[start of PASSAGE]
The Study of the Law

-- By HollyStubbs - 26 Feb 2013

How to study the law

I have been struggling with law school. I find the casebook method to be pedagogically flawed and frustrating. I came to law school thinking we would start with a review of different theories regarding what is the law and then move on to specific areas of the law. Instead we read cases in what appears to be an attempt to teach what law is by looking at how previous courts have answered specific legal questions. There have been some essays about varying legal theories, but little overall categorization of the questions that confront the student of the law and how others through history and in other societies have answered these questions.

The purpose of this paper is to determine a way for me to approach the study of the law.

What is the law? --> The law is what courts do.

“The prophecies of what the courts will do in fact, and nothing more pretentious, are what I mean by the law.”

Holmes’ quote encapsulates a way of thinking about the law that seems sensible to me. Put another way, law is what courts do in fact, and the practice of law is predicting what courts will do.

Therefore, the study of the law is the empirical study of prior court behavior and then predicting future court behavior based on prior behavior. There are three related questions that must be answered. (1) What is a court? (2) How to determine how courts will behave? (3) What impact does the behavior of the courts have on society? The third question can be considered as a way to consider what courts should do.
[end of PASSAGE]
[start of RECORDED DATA]
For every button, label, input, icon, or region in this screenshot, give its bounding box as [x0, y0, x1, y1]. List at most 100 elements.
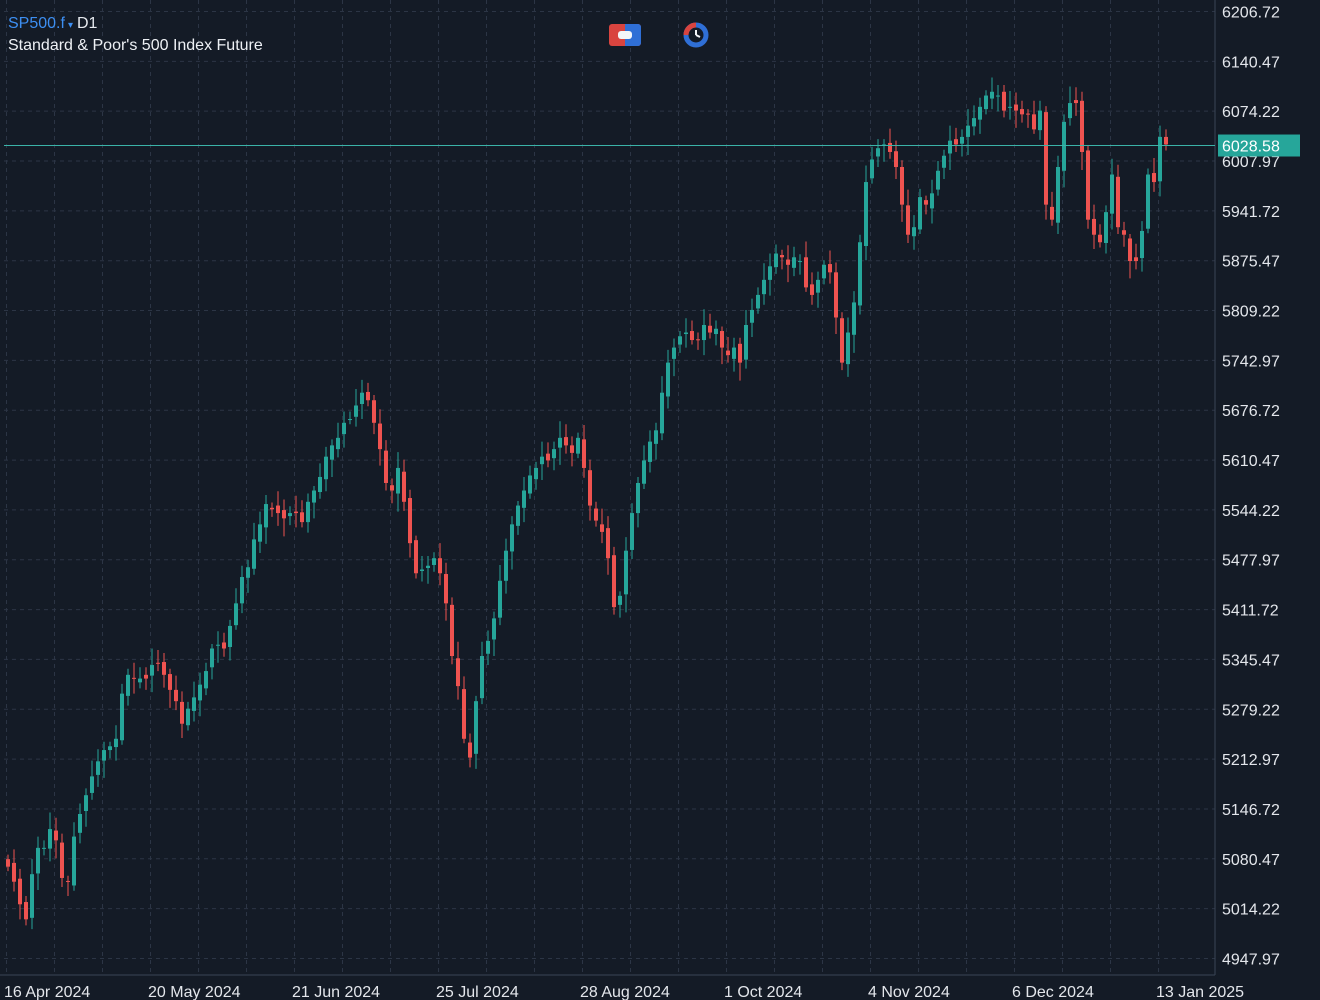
[end of RECORDED DATA]
• **TO BE DONE**:
1. Print the stretch of the essay on studying law from "What is the law?" through "courts will do.".
2. For each statement, say yes or no according to the essay on studying law, and quote the words that decide it: (a) The writer finds the casebook method pedagogically flawed. (b) The writer expected law school to begin with specific areas of the law. (c) The third question can be seen as a way to consider what courts should do.
3. List the related questions that, according to the essay on studying law, must be answered.
The listing plays no part in this work.

• **OUTPUTS FOR THE TASKS**:
1.
What is the law? --> The law is what courts do.

“The prophecies of what the courts will do in fact, and nothing more pretentious, are what I mean by the law.”

Holmes’ quote encapsulates a way of thinking about the law that seems sensible to me. Put another way, law is what courts do in fact, and the practice of law is predicting what courts will do.

2.
(a) Yes: "I find the casebook method to be pedagogically flawed and frustrating."
(b) No: "I came to law school thinking we would start with a review of different theories regarding what is the law and then move on to specific areas of the law."
(c) Yes: "The third question can be considered as a way to consider what courts should do."

3.
(1) What is a court?
(2) How to determine how courts will behave?
(3) What impact does the behavior of the courts have on society?